**Task**
Set every record down verbatim and omit the pictures.

**Provided information**

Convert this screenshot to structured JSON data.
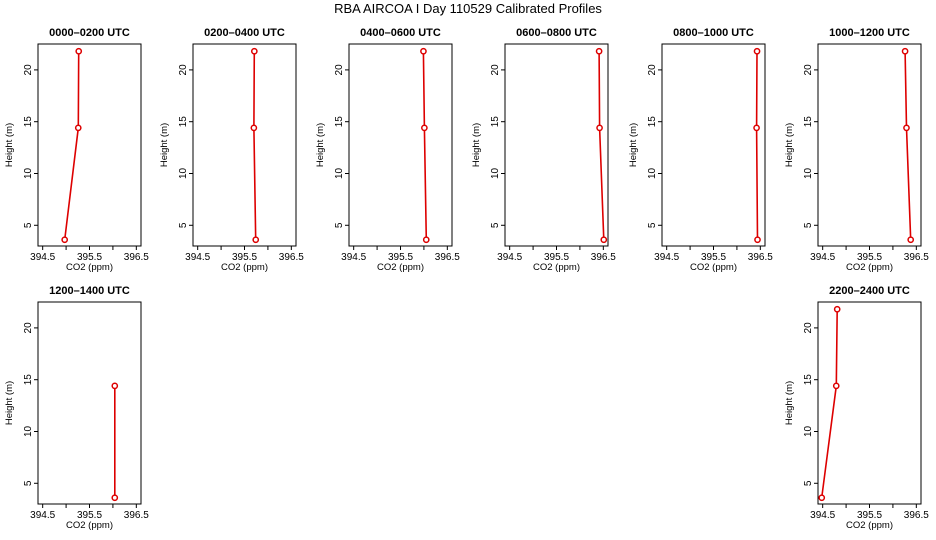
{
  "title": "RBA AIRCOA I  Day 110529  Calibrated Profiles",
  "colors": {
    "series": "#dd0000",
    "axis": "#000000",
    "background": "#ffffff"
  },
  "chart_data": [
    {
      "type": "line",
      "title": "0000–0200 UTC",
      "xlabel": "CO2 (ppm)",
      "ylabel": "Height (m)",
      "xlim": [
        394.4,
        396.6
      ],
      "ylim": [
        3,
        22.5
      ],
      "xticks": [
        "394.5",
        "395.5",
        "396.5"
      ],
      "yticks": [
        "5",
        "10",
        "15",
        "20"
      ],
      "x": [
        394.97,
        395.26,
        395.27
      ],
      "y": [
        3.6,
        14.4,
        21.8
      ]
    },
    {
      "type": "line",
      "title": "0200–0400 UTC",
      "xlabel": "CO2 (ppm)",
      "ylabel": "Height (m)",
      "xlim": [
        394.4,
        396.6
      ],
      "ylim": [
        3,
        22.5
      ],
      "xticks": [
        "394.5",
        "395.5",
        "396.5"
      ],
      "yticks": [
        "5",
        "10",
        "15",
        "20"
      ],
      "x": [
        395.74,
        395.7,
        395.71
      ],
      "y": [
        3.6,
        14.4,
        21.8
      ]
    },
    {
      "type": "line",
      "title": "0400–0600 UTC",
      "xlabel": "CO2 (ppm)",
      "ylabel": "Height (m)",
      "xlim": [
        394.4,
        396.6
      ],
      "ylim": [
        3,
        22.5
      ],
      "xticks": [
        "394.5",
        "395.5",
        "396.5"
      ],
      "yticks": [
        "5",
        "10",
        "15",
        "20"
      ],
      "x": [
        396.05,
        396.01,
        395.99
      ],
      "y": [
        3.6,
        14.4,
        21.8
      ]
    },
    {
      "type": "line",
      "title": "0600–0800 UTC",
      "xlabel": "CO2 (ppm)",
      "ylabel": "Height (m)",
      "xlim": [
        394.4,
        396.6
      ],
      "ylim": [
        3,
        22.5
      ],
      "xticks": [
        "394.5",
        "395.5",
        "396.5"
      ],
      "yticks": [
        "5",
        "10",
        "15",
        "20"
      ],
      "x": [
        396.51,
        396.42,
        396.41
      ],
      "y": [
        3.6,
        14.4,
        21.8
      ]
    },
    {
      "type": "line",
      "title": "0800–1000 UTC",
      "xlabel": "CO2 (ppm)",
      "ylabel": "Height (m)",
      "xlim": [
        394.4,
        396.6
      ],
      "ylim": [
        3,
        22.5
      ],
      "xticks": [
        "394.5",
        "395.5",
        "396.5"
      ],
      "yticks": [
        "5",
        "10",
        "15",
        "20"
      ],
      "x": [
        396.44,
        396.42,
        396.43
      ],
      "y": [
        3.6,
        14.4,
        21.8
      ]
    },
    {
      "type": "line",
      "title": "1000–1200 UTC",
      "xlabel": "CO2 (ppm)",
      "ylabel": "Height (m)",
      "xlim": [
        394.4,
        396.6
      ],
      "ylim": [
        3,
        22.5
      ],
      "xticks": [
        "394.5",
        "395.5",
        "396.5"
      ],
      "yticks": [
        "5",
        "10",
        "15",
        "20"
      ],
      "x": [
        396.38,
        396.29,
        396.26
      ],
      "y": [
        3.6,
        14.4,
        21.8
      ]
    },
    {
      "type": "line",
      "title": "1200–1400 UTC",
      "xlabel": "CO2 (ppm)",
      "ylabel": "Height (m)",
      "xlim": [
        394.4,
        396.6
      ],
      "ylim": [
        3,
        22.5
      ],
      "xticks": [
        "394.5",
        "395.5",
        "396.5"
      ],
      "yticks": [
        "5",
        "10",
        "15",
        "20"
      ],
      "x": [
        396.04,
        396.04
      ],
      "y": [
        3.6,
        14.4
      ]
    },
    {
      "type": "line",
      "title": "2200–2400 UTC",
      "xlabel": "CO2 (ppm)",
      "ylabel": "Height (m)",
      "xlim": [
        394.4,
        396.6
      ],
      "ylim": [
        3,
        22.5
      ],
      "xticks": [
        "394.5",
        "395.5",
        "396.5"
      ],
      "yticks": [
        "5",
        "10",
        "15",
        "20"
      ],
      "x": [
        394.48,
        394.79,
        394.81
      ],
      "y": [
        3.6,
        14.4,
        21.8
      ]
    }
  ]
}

**Finished exercise**
Convert this screenshot to structured JSON data.
{
  "title": "RBA AIRCOA I  Day 110529  Calibrated Profiles",
  "colors": {
    "series": "#dd0000",
    "axis": "#000000",
    "background": "#ffffff"
  },
  "chart_data": [
    {
      "type": "line",
      "title": "0000–0200 UTC",
      "xlabel": "CO2 (ppm)",
      "ylabel": "Height (m)",
      "xlim": [
        394.4,
        396.6
      ],
      "ylim": [
        3,
        22.5
      ],
      "xticks": [
        "394.5",
        "395.5",
        "396.5"
      ],
      "yticks": [
        "5",
        "10",
        "15",
        "20"
      ],
      "x": [
        394.97,
        395.26,
        395.27
      ],
      "y": [
        3.6,
        14.4,
        21.8
      ]
    },
    {
      "type": "line",
      "title": "0200–0400 UTC",
      "xlabel": "CO2 (ppm)",
      "ylabel": "Height (m)",
      "xlim": [
        394.4,
        396.6
      ],
      "ylim": [
        3,
        22.5
      ],
      "xticks": [
        "394.5",
        "395.5",
        "396.5"
      ],
      "yticks": [
        "5",
        "10",
        "15",
        "20"
      ],
      "x": [
        395.74,
        395.7,
        395.71
      ],
      "y": [
        3.6,
        14.4,
        21.8
      ]
    },
    {
      "type": "line",
      "title": "0400–0600 UTC",
      "xlabel": "CO2 (ppm)",
      "ylabel": "Height (m)",
      "xlim": [
        394.4,
        396.6
      ],
      "ylim": [
        3,
        22.5
      ],
      "xticks": [
        "394.5",
        "395.5",
        "396.5"
      ],
      "yticks": [
        "5",
        "10",
        "15",
        "20"
      ],
      "x": [
        396.05,
        396.01,
        395.99
      ],
      "y": [
        3.6,
        14.4,
        21.8
      ]
    },
    {
      "type": "line",
      "title": "0600–0800 UTC",
      "xlabel": "CO2 (ppm)",
      "ylabel": "Height (m)",
      "xlim": [
        394.4,
        396.6
      ],
      "ylim": [
        3,
        22.5
      ],
      "xticks": [
        "394.5",
        "395.5",
        "396.5"
      ],
      "yticks": [
        "5",
        "10",
        "15",
        "20"
      ],
      "x": [
        396.51,
        396.42,
        396.41
      ],
      "y": [
        3.6,
        14.4,
        21.8
      ]
    },
    {
      "type": "line",
      "title": "0800–1000 UTC",
      "xlabel": "CO2 (ppm)",
      "ylabel": "Height (m)",
      "xlim": [
        394.4,
        396.6
      ],
      "ylim": [
        3,
        22.5
      ],
      "xticks": [
        "394.5",
        "395.5",
        "396.5"
      ],
      "yticks": [
        "5",
        "10",
        "15",
        "20"
      ],
      "x": [
        396.44,
        396.42,
        396.43
      ],
      "y": [
        3.6,
        14.4,
        21.8
      ]
    },
    {
      "type": "line",
      "title": "1000–1200 UTC",
      "xlabel": "CO2 (ppm)",
      "ylabel": "Height (m)",
      "xlim": [
        394.4,
        396.6
      ],
      "ylim": [
        3,
        22.5
      ],
      "xticks": [
        "394.5",
        "395.5",
        "396.5"
      ],
      "yticks": [
        "5",
        "10",
        "15",
        "20"
      ],
      "x": [
        396.38,
        396.29,
        396.26
      ],
      "y": [
        3.6,
        14.4,
        21.8
      ]
    },
    {
      "type": "line",
      "title": "1200–1400 UTC",
      "xlabel": "CO2 (ppm)",
      "ylabel": "Height (m)",
      "xlim": [
        394.4,
        396.6
      ],
      "ylim": [
        3,
        22.5
      ],
      "xticks": [
        "394.5",
        "395.5",
        "396.5"
      ],
      "yticks": [
        "5",
        "10",
        "15",
        "20"
      ],
      "x": [
        396.04,
        396.04
      ],
      "y": [
        3.6,
        14.4
      ]
    },
    {
      "type": "line",
      "title": "2200–2400 UTC",
      "xlabel": "CO2 (ppm)",
      "ylabel": "Height (m)",
      "xlim": [
        394.4,
        396.6
      ],
      "ylim": [
        3,
        22.5
      ],
      "xticks": [
        "394.5",
        "395.5",
        "396.5"
      ],
      "yticks": [
        "5",
        "10",
        "15",
        "20"
      ],
      "x": [
        394.48,
        394.79,
        394.81
      ],
      "y": [
        3.6,
        14.4,
        21.8
      ]
    }
  ]
}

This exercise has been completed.